— Start of MATERIAL PROVIDED —

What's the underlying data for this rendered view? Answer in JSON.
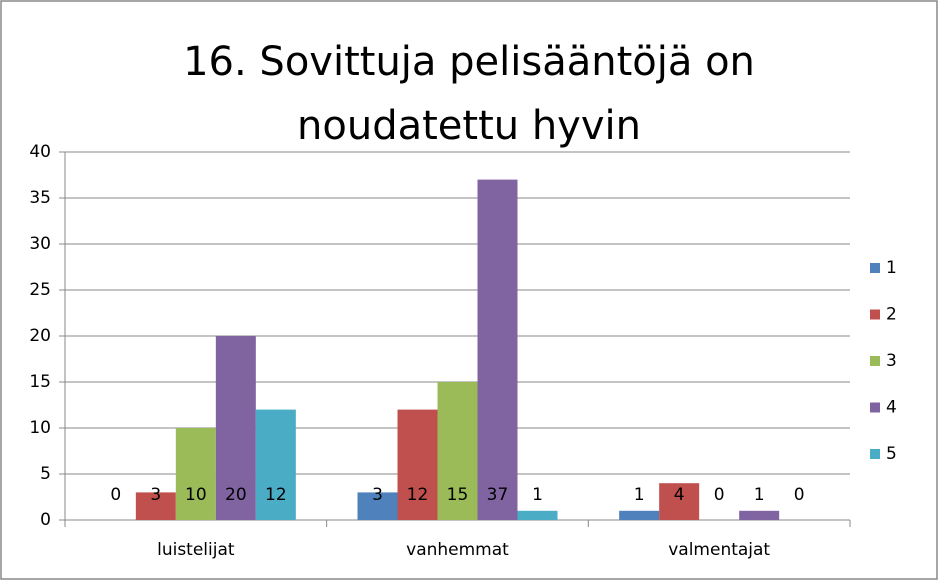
{
  "chart_data": {
    "type": "bar",
    "title": "16. Sovittuja pelisääntöjä on noudatettu hyvin",
    "categories": [
      "luistelijat",
      "vanhemmat",
      "valmentajat"
    ],
    "series": [
      {
        "name": "1",
        "color": "#4f81bd",
        "values": [
          0,
          3,
          1
        ]
      },
      {
        "name": "2",
        "color": "#c0504d",
        "values": [
          3,
          12,
          4
        ]
      },
      {
        "name": "3",
        "color": "#9bbb59",
        "values": [
          10,
          15,
          0
        ]
      },
      {
        "name": "4",
        "color": "#8064a2",
        "values": [
          20,
          37,
          1
        ]
      },
      {
        "name": "5",
        "color": "#4bacc6",
        "values": [
          12,
          1,
          0
        ]
      }
    ],
    "ylim": [
      0,
      40
    ],
    "yticks": [
      0,
      5,
      10,
      15,
      20,
      25,
      30,
      35,
      40
    ],
    "grid": true,
    "legend": "right"
  }
}
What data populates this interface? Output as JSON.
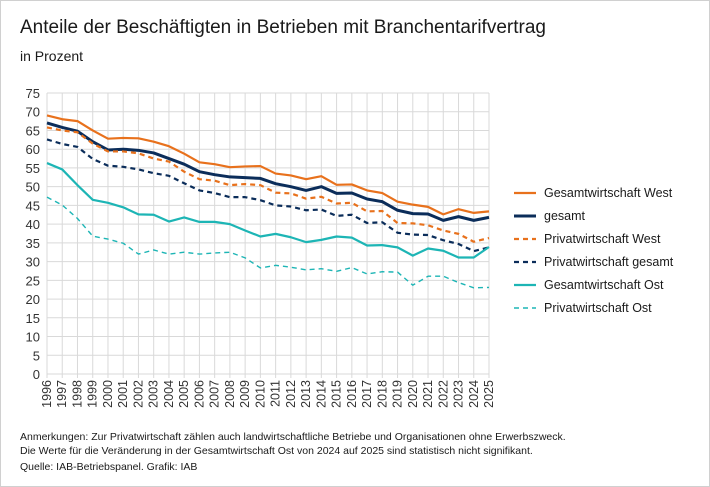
{
  "chart_data": {
    "type": "line",
    "title": "Anteile der Beschäftigten in Betrieben mit Branchentarifvertrag",
    "subtitle": "in Prozent",
    "xlabel": "",
    "ylabel": "",
    "ylim": [
      0,
      75
    ],
    "yticks": [
      0,
      5,
      10,
      15,
      20,
      25,
      30,
      35,
      40,
      45,
      50,
      55,
      60,
      65,
      70,
      75
    ],
    "grid": true,
    "legend_position": "right",
    "x": [
      1996,
      1997,
      1998,
      1999,
      2000,
      2001,
      2002,
      2003,
      2004,
      2005,
      2006,
      2007,
      2008,
      2009,
      2010,
      2011,
      2012,
      2013,
      2014,
      2015,
      2016,
      2017,
      2018,
      2019,
      2020,
      2021,
      2022,
      2023,
      2024,
      2025
    ],
    "series": [
      {
        "name": "Gesamtwirtschaft West",
        "color": "#e8711c",
        "style": "solid",
        "values": [
          69,
          68,
          67.5,
          65,
          62.8,
          63,
          62.9,
          62,
          60.8,
          58.8,
          56.5,
          56,
          55.2,
          55.4,
          55.5,
          53.5,
          53,
          52,
          52.8,
          50.5,
          50.6,
          49,
          48.3,
          46,
          45.2,
          44.6,
          42.6,
          44,
          43,
          43.4
        ]
      },
      {
        "name": "gesamt",
        "color": "#0b2d5a",
        "style": "solid-bold",
        "values": [
          67,
          65.8,
          64.8,
          62,
          59.8,
          60,
          59.7,
          59,
          57.5,
          56,
          54,
          53.2,
          52.6,
          52.4,
          52.2,
          50.8,
          50,
          49,
          50,
          48.2,
          48.3,
          46.7,
          46,
          43.7,
          42.8,
          42.7,
          41,
          42,
          41,
          41.8
        ]
      },
      {
        "name": "Privatwirtschaft West",
        "color": "#e8711c",
        "style": "dashed",
        "values": [
          65.8,
          65,
          64.5,
          61.5,
          59.4,
          59.4,
          58.9,
          57.5,
          56.7,
          54,
          52,
          51.6,
          50.4,
          50.7,
          50.4,
          48.4,
          48.2,
          46.8,
          47.3,
          45.5,
          45.7,
          43.4,
          43.5,
          40.3,
          40.2,
          39.7,
          38.3,
          37.4,
          35.3,
          36.3
        ]
      },
      {
        "name": "Privatwirtschaft gesamt",
        "color": "#0b2d5a",
        "style": "dashed",
        "values": [
          62.6,
          61.4,
          60.6,
          57.4,
          55.6,
          55.3,
          54.6,
          53.6,
          52.9,
          50.9,
          49,
          48.3,
          47.2,
          47.2,
          46.4,
          45,
          44.7,
          43.7,
          43.9,
          42.2,
          42.5,
          40.3,
          40.5,
          37.7,
          37.2,
          37.1,
          35.7,
          34.7,
          32.8,
          33.8
        ]
      },
      {
        "name": "Gesamtwirtschaft Ost",
        "color": "#1db5b5",
        "style": "solid",
        "values": [
          56.3,
          54.6,
          50.4,
          46.5,
          45.7,
          44.5,
          42.6,
          42.5,
          40.7,
          41.8,
          40.6,
          40.6,
          40,
          38.3,
          36.7,
          37.4,
          36.5,
          35.2,
          35.8,
          36.7,
          36.4,
          34.3,
          34.4,
          33.8,
          31.6,
          33.5,
          32.9,
          31.1,
          31.1,
          33.9
        ]
      },
      {
        "name": "Privatwirtschaft Ost",
        "color": "#1db5b5",
        "style": "dashed-thin",
        "values": [
          47.2,
          45.1,
          41.5,
          36.8,
          36,
          34.9,
          32,
          33.1,
          32,
          32.5,
          32,
          32.3,
          32.5,
          31,
          28.3,
          29,
          28.5,
          27.8,
          28.1,
          27.4,
          28.4,
          26.7,
          27.3,
          27.2,
          23.7,
          26.1,
          26.1,
          24.4,
          23,
          23.1
        ]
      }
    ]
  },
  "notes": {
    "line1": "Anmerkungen: Zur Privatwirtschaft zählen auch landwirtschaftliche Betriebe und Organisationen ohne Erwerbszweck.",
    "line2": "Die Werte für die Veränderung in der Gesamtwirtschaft Ost von 2024 auf 2025 sind statistisch nicht signifikant.",
    "source": "Quelle: IAB-Betriebspanel.  Grafik: IAB"
  }
}
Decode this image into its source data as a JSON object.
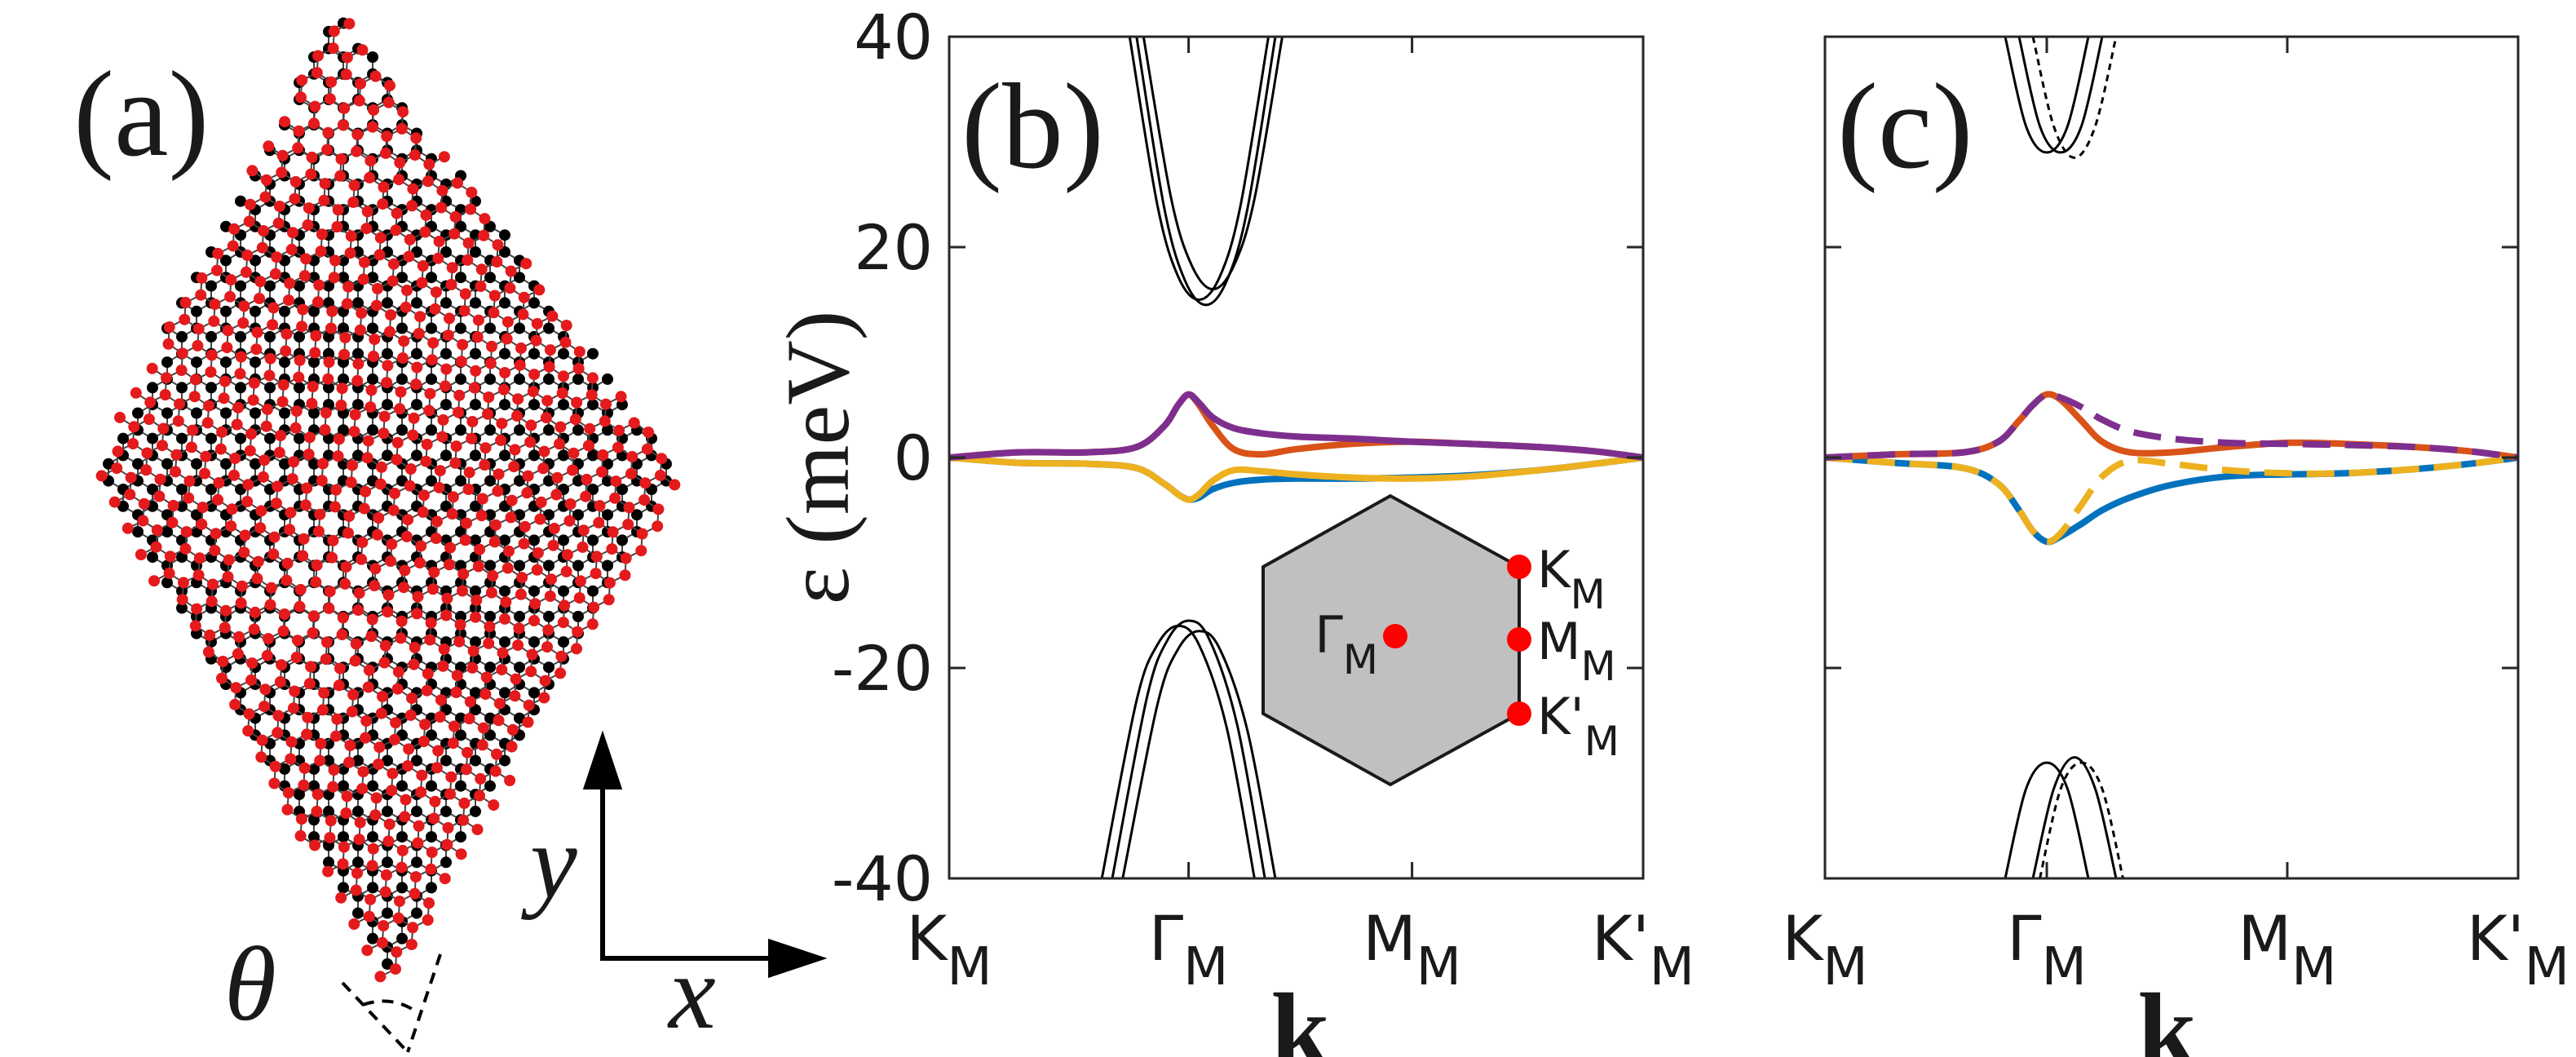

— End of MATERIAL PROVIDED —

*PROBLEM DESCRIPTION:*
Copy all the lines of data exactly as they appear, dropping any images.

*TASK RESPONSE:*
What's the underlying data for this rendered view? Answer in JSON.
{
  "chart_data": {
    "type": "bar",
    "title": "16. Sovittuja pelisääntöjä on noudatettu hyvin",
    "categories": [
      "luistelijat",
      "vanhemmat",
      "valmentajat"
    ],
    "series": [
      {
        "name": "1",
        "color": "#4f81bd",
        "values": [
          0,
          3,
          1
        ]
      },
      {
        "name": "2",
        "color": "#c0504d",
        "values": [
          3,
          12,
          4
        ]
      },
      {
        "name": "3",
        "color": "#9bbb59",
        "values": [
          10,
          15,
          0
        ]
      },
      {
        "name": "4",
        "color": "#8064a2",
        "values": [
          20,
          37,
          1
        ]
      },
      {
        "name": "5",
        "color": "#4bacc6",
        "values": [
          12,
          1,
          0
        ]
      }
    ],
    "ylim": [
      0,
      40
    ],
    "yticks": [
      0,
      5,
      10,
      15,
      20,
      25,
      30,
      35,
      40
    ],
    "grid": true,
    "legend": "right"
  }
}
What data populates this interface? Output as JSON.
{
  "chart_data": {
    "type": "line",
    "title": "Anteile der Beschäftigten in Betrieben mit Branchentarifvertrag",
    "subtitle": "in Prozent",
    "xlabel": "",
    "ylabel": "",
    "ylim": [
      0,
      75
    ],
    "yticks": [
      0,
      5,
      10,
      15,
      20,
      25,
      30,
      35,
      40,
      45,
      50,
      55,
      60,
      65,
      70,
      75
    ],
    "grid": true,
    "legend_position": "right",
    "x": [
      1996,
      1997,
      1998,
      1999,
      2000,
      2001,
      2002,
      2003,
      2004,
      2005,
      2006,
      2007,
      2008,
      2009,
      2010,
      2011,
      2012,
      2013,
      2014,
      2015,
      2016,
      2017,
      2018,
      2019,
      2020,
      2021,
      2022,
      2023,
      2024,
      2025
    ],
    "series": [
      {
        "name": "Gesamtwirtschaft West",
        "color": "#e8711c",
        "style": "solid",
        "values": [
          69,
          68,
          67.5,
          65,
          62.8,
          63,
          62.9,
          62,
          60.8,
          58.8,
          56.5,
          56,
          55.2,
          55.4,
          55.5,
          53.5,
          53,
          52,
          52.8,
          50.5,
          50.6,
          49,
          48.3,
          46,
          45.2,
          44.6,
          42.6,
          44,
          43,
          43.4
        ]
      },
      {
        "name": "gesamt",
        "color": "#0b2d5a",
        "style": "solid-bold",
        "values": [
          67,
          65.8,
          64.8,
          62,
          59.8,
          60,
          59.7,
          59,
          57.5,
          56,
          54,
          53.2,
          52.6,
          52.4,
          52.2,
          50.8,
          50,
          49,
          50,
          48.2,
          48.3,
          46.7,
          46,
          43.7,
          42.8,
          42.7,
          41,
          42,
          41,
          41.8
        ]
      },
      {
        "name": "Privatwirtschaft West",
        "color": "#e8711c",
        "style": "dashed",
        "values": [
          65.8,
          65,
          64.5,
          61.5,
          59.4,
          59.4,
          58.9,
          57.5,
          56.7,
          54,
          52,
          51.6,
          50.4,
          50.7,
          50.4,
          48.4,
          48.2,
          46.8,
          47.3,
          45.5,
          45.7,
          43.4,
          43.5,
          40.3,
          40.2,
          39.7,
          38.3,
          37.4,
          35.3,
          36.3
        ]
      },
      {
        "name": "Privatwirtschaft gesamt",
        "color": "#0b2d5a",
        "style": "dashed",
        "values": [
          62.6,
          61.4,
          60.6,
          57.4,
          55.6,
          55.3,
          54.6,
          53.6,
          52.9,
          50.9,
          49,
          48.3,
          47.2,
          47.2,
          46.4,
          45,
          44.7,
          43.7,
          43.9,
          42.2,
          42.5,
          40.3,
          40.5,
          37.7,
          37.2,
          37.1,
          35.7,
          34.7,
          32.8,
          33.8
        ]
      },
      {
        "name": "Gesamtwirtschaft Ost",
        "color": "#1db5b5",
        "style": "solid",
        "values": [
          56.3,
          54.6,
          50.4,
          46.5,
          45.7,
          44.5,
          42.6,
          42.5,
          40.7,
          41.8,
          40.6,
          40.6,
          40,
          38.3,
          36.7,
          37.4,
          36.5,
          35.2,
          35.8,
          36.7,
          36.4,
          34.3,
          34.4,
          33.8,
          31.6,
          33.5,
          32.9,
          31.1,
          31.1,
          33.9
        ]
      },
      {
        "name": "Privatwirtschaft Ost",
        "color": "#1db5b5",
        "style": "dashed-thin",
        "values": [
          47.2,
          45.1,
          41.5,
          36.8,
          36,
          34.9,
          32,
          33.1,
          32,
          32.5,
          32,
          32.3,
          32.5,
          31,
          28.3,
          29,
          28.5,
          27.8,
          28.1,
          27.4,
          28.4,
          26.7,
          27.3,
          27.2,
          23.7,
          26.1,
          26.1,
          24.4,
          23,
          23.1
        ]
      }
    ]
  },
  "notes": {
    "line1": "Anmerkungen: Zur Privatwirtschaft zählen auch landwirtschaftliche Betriebe und Organisationen ohne Erwerbszweck.",
    "line2": "Die Werte für die Veränderung in der Gesamtwirtschaft Ost von 2024 auf 2025 sind statistisch nicht signifikant.",
    "source": "Quelle: IAB-Betriebspanel.  Grafik: IAB"
  }
}
Decode this image into its source data as a JSON object.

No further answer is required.